▶ _Required work_
Search the material for the word "with" and copy each line that holds it.

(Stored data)
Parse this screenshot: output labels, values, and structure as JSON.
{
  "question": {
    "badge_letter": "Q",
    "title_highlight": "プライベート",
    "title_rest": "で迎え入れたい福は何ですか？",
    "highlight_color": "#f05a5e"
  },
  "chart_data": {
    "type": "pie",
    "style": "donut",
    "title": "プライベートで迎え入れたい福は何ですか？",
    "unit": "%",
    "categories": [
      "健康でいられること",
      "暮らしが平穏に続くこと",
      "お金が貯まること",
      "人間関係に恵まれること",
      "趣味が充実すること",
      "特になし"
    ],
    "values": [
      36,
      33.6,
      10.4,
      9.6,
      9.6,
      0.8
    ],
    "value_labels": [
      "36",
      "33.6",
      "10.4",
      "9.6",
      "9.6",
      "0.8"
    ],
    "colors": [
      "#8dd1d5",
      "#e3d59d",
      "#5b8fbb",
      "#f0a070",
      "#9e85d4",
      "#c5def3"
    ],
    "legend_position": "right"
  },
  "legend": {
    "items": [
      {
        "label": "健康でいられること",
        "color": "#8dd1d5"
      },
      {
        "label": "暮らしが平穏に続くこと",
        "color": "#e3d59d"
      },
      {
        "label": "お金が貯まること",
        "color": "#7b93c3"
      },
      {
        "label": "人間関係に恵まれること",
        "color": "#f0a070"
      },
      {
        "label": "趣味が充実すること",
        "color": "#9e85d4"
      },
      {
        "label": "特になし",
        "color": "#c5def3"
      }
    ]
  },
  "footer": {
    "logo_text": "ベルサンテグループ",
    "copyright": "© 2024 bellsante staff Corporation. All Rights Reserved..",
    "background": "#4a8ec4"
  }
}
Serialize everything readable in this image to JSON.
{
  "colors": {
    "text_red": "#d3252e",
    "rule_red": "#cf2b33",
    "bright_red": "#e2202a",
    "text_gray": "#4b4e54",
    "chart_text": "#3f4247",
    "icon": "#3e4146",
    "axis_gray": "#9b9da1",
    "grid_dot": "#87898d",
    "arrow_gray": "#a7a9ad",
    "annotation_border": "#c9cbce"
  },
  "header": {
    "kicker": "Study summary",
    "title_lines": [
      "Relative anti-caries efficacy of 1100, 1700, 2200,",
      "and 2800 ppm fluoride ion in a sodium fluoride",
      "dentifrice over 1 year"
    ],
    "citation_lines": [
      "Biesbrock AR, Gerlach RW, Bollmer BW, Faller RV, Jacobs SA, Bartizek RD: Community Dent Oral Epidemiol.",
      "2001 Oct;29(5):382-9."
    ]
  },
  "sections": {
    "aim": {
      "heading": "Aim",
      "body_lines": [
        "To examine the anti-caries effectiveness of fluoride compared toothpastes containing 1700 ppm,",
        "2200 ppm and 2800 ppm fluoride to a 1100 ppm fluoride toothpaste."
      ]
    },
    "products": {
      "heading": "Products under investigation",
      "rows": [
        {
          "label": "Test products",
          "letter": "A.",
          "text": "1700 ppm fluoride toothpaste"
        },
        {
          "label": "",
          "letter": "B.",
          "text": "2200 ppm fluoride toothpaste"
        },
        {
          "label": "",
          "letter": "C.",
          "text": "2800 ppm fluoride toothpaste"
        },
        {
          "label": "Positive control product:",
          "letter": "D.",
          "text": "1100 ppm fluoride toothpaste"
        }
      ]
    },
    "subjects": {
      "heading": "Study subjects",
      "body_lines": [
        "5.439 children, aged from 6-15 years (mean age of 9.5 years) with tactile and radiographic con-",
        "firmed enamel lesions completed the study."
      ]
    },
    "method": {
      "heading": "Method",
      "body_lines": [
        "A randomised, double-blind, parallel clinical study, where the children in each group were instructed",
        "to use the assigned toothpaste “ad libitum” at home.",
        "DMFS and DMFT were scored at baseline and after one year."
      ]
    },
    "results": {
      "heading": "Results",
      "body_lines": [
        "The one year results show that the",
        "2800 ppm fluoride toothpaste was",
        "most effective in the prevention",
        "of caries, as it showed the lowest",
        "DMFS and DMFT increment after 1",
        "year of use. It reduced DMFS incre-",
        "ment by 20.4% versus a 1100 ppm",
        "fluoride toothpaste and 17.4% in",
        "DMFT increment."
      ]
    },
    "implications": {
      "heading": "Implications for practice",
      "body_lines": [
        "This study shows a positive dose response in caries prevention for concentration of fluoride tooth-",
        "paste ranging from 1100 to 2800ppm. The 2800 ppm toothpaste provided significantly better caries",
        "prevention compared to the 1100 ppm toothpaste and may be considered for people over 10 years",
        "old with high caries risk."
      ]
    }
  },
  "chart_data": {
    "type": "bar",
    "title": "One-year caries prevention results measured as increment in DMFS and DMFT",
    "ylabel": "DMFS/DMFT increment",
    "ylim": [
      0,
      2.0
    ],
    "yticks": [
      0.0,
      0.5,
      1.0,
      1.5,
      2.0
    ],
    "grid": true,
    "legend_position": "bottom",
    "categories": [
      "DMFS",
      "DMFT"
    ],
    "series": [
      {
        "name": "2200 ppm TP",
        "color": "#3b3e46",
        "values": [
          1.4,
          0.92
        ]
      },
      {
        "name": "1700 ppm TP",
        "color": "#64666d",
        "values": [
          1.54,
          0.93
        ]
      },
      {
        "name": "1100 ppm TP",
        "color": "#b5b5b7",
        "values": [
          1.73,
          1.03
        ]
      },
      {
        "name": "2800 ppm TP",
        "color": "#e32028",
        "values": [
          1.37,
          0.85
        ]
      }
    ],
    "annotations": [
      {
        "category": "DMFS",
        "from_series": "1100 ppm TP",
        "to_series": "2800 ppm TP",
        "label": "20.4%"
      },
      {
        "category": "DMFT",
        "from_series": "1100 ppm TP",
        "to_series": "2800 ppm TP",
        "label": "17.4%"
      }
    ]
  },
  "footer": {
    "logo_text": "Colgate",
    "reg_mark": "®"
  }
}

▶ _Right answer_
        "5.439 children, aged from 6-15 years (mean age of 9.5 years) with tactile and radiographic con-",
        "old with high caries risk."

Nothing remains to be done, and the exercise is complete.